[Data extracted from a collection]
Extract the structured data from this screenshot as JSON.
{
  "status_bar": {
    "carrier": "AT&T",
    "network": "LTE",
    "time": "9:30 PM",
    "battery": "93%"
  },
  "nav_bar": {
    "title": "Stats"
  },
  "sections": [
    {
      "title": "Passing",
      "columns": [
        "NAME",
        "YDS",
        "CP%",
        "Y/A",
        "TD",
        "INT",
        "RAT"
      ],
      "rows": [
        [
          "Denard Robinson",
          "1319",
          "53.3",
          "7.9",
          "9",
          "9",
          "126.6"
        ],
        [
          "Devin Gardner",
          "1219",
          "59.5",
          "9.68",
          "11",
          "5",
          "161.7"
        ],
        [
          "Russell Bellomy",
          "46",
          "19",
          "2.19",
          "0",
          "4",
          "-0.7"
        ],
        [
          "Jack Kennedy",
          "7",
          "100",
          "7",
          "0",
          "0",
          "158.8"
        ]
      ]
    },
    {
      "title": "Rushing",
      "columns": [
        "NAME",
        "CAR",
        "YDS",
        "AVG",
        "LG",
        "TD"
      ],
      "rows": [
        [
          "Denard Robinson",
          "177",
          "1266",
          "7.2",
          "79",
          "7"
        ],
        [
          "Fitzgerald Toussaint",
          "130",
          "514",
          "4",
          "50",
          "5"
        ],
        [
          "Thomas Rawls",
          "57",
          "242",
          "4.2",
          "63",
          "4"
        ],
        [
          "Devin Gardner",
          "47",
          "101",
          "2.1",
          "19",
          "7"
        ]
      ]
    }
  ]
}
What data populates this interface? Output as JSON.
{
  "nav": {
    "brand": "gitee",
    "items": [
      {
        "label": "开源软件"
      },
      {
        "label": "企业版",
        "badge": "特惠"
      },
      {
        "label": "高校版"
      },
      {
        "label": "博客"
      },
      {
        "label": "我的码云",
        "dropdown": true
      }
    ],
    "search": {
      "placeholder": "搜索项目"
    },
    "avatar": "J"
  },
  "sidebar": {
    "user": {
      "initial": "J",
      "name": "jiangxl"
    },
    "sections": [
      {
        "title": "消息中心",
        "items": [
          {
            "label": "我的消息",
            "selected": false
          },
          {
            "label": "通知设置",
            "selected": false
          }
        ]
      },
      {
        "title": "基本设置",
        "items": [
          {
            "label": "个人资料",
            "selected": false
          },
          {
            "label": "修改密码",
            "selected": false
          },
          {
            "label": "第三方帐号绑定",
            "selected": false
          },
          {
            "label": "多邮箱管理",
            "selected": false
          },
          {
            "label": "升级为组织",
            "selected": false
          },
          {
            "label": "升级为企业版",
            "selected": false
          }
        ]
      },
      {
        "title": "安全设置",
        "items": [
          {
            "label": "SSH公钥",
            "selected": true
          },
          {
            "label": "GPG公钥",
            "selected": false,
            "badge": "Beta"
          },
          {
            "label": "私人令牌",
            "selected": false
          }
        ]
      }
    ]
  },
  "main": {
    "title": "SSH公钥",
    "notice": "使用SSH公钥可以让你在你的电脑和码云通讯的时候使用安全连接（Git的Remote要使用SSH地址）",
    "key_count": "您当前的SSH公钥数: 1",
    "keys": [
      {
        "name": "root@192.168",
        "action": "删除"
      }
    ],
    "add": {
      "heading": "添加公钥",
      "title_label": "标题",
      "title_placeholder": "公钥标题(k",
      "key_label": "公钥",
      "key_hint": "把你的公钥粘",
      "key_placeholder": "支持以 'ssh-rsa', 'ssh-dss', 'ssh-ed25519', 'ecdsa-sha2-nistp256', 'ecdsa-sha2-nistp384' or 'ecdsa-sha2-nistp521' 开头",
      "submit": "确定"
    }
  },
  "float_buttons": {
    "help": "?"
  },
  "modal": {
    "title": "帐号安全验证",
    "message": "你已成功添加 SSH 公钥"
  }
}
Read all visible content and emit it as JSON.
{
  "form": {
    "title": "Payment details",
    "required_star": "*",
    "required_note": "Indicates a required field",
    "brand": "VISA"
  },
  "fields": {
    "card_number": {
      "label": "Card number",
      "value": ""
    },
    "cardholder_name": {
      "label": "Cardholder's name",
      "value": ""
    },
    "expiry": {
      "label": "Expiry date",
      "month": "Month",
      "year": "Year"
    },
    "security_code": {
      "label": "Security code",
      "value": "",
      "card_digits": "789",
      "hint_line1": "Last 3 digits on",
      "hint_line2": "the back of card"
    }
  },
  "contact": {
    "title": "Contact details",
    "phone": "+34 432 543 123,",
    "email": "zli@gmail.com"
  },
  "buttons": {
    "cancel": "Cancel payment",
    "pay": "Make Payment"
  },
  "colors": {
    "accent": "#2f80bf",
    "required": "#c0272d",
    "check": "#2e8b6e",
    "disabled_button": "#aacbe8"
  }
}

◆ Given request ◆
Repeat the data precisely, reproducing every entry.

◆ Expected answer ◆
Extract the structured data from this screenshot as JSON.
{
  "status_bar": {
    "carrier": "AT&T",
    "network": "LTE",
    "time": "9:30 PM",
    "battery": "93%"
  },
  "nav_bar": {
    "title": "Stats"
  },
  "sections": [
    {
      "title": "Passing",
      "columns": [
        "NAME",
        "YDS",
        "CP%",
        "Y/A",
        "TD",
        "INT",
        "RAT"
      ],
      "rows": [
        [
          "Denard Robinson",
          "1319",
          "53.3",
          "7.9",
          "9",
          "9",
          "126.6"
        ],
        [
          "Devin Gardner",
          "1219",
          "59.5",
          "9.68",
          "11",
          "5",
          "161.7"
        ],
        [
          "Russell Bellomy",
          "46",
          "19",
          "2.19",
          "0",
          "4",
          "-0.7"
        ],
        [
          "Jack Kennedy",
          "7",
          "100",
          "7",
          "0",
          "0",
          "158.8"
        ]
      ]
    },
    {
      "title": "Rushing",
      "columns": [
        "NAME",
        "CAR",
        "YDS",
        "AVG",
        "LG",
        "TD"
      ],
      "rows": [
        [
          "Denard Robinson",
          "177",
          "1266",
          "7.2",
          "79",
          "7"
        ],
        [
          "Fitzgerald Toussaint",
          "130",
          "514",
          "4",
          "50",
          "5"
        ],
        [
          "Thomas Rawls",
          "57",
          "242",
          "4.2",
          "63",
          "4"
        ],
        [
          "Devin Gardner",
          "47",
          "101",
          "2.1",
          "19",
          "7"
        ]
      ]
    }
  ]
}
What data populates this interface? Output as JSON.
{
  "nav": {
    "brand": "gitee",
    "items": [
      {
        "label": "开源软件"
      },
      {
        "label": "企业版",
        "badge": "特惠"
      },
      {
        "label": "高校版"
      },
      {
        "label": "博客"
      },
      {
        "label": "我的码云",
        "dropdown": true
      }
    ],
    "search": {
      "placeholder": "搜索项目"
    },
    "avatar": "J"
  },
  "sidebar": {
    "user": {
      "initial": "J",
      "name": "jiangxl"
    },
    "sections": [
      {
        "title": "消息中心",
        "items": [
          {
            "label": "我的消息",
            "selected": false
          },
          {
            "label": "通知设置",
            "selected": false
          }
        ]
      },
      {
        "title": "基本设置",
        "items": [
          {
            "label": "个人资料",
            "selected": false
          },
          {
            "label": "修改密码",
            "selected": false
          },
          {
            "label": "第三方帐号绑定",
            "selected": false
          },
          {
            "label": "多邮箱管理",
            "selected": false
          },
          {
            "label": "升级为组织",
            "selected": false
          },
          {
            "label": "升级为企业版",
            "selected": false
          }
        ]
      },
      {
        "title": "安全设置",
        "items": [
          {
            "label": "SSH公钥",
            "selected": true
          },
          {
            "label": "GPG公钥",
            "selected": false,
            "badge": "Beta"
          },
          {
            "label": "私人令牌",
            "selected": false
          }
        ]
      }
    ]
  },
  "main": {
    "title": "SSH公钥",
    "notice": "使用SSH公钥可以让你在你的电脑和码云通讯的时候使用安全连接（Git的Remote要使用SSH地址）",
    "key_count": "您当前的SSH公钥数: 1",
    "keys": [
      {
        "name": "root@192.168",
        "action": "删除"
      }
    ],
    "add": {
      "heading": "添加公钥",
      "title_label": "标题",
      "title_placeholder": "公钥标题(k",
      "key_label": "公钥",
      "key_hint": "把你的公钥粘",
      "key_placeholder": "支持以 'ssh-rsa', 'ssh-dss', 'ssh-ed25519', 'ecdsa-sha2-nistp256', 'ecdsa-sha2-nistp384' or 'ecdsa-sha2-nistp521' 开头",
      "submit": "确定"
    }
  },
  "float_buttons": {
    "help": "?"
  },
  "modal": {
    "title": "帐号安全验证",
    "message": "你已成功添加 SSH 公钥"
  }
}
Read all visible content and emit it as JSON.
{
  "form": {
    "title": "Payment details",
    "required_star": "*",
    "required_note": "Indicates a required field",
    "brand": "VISA"
  },
  "fields": {
    "card_number": {
      "label": "Card number",
      "value": ""
    },
    "cardholder_name": {
      "label": "Cardholder's name",
      "value": ""
    },
    "expiry": {
      "label": "Expiry date",
      "month": "Month",
      "year": "Year"
    },
    "security_code": {
      "label": "Security code",
      "value": "",
      "card_digits": "789",
      "hint_line1": "Last 3 digits on",
      "hint_line2": "the back of card"
    }
  },
  "contact": {
    "title": "Contact details",
    "phone": "+34 432 543 123,",
    "email": "zli@gmail.com"
  },
  "buttons": {
    "cancel": "Cancel payment",
    "pay": "Make Payment"
  },
  "colors": {
    "accent": "#2f80bf",
    "required": "#c0272d",
    "check": "#2e8b6e",
    "disabled_button": "#aacbe8"
  }
}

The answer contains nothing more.